### DATA RECORDS

※ ※ ※

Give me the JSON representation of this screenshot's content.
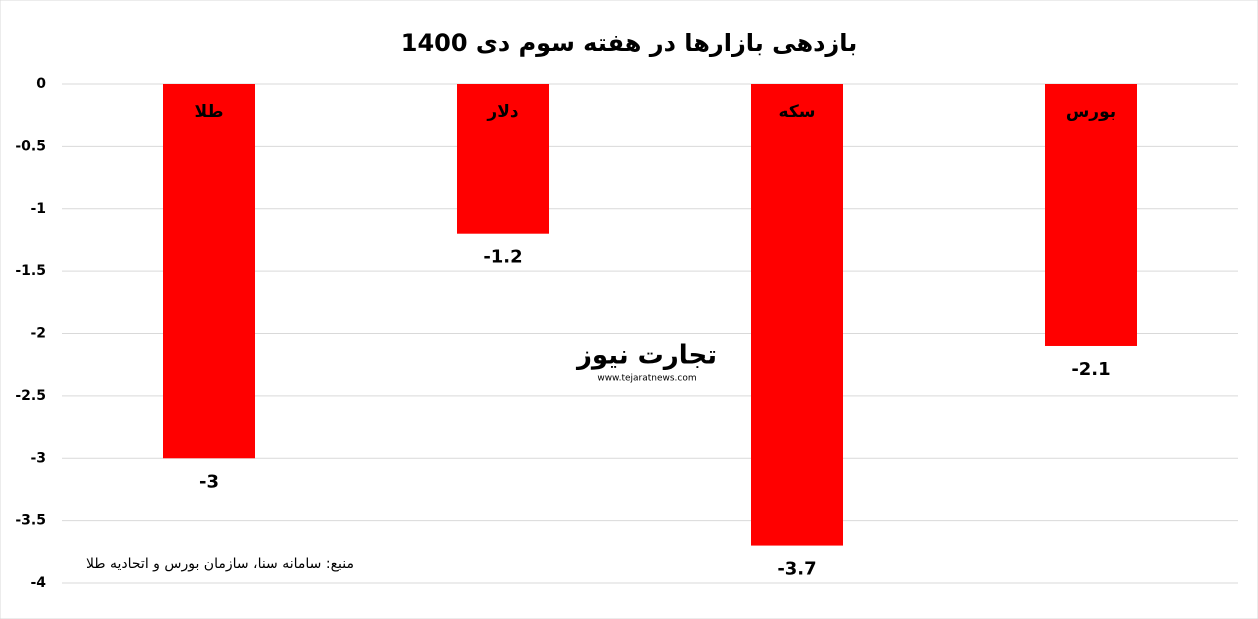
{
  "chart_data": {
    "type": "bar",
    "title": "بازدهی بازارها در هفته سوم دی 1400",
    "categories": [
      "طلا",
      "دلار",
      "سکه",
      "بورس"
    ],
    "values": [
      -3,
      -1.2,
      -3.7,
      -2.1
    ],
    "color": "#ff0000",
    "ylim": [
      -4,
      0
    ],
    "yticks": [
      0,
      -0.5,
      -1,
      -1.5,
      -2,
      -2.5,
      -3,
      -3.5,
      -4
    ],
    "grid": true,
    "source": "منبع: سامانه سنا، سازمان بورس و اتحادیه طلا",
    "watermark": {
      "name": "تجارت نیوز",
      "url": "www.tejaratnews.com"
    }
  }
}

※ ※ ※

### EXERCISE DIRECTIONS
Set down every record once more, word for word, without pictures.

### CORRECT RESPONSE
Give me the JSON representation of this screenshot's content.
{
  "chart_data": {
    "type": "bar",
    "title": "بازدهی بازارها در هفته سوم دی 1400",
    "categories": [
      "طلا",
      "دلار",
      "سکه",
      "بورس"
    ],
    "values": [
      -3,
      -1.2,
      -3.7,
      -2.1
    ],
    "color": "#ff0000",
    "ylim": [
      -4,
      0
    ],
    "yticks": [
      0,
      -0.5,
      -1,
      -1.5,
      -2,
      -2.5,
      -3,
      -3.5,
      -4
    ],
    "grid": true,
    "source": "منبع: سامانه سنا، سازمان بورس و اتحادیه طلا",
    "watermark": {
      "name": "تجارت نیوز",
      "url": "www.tejaratnews.com"
    }
  }
}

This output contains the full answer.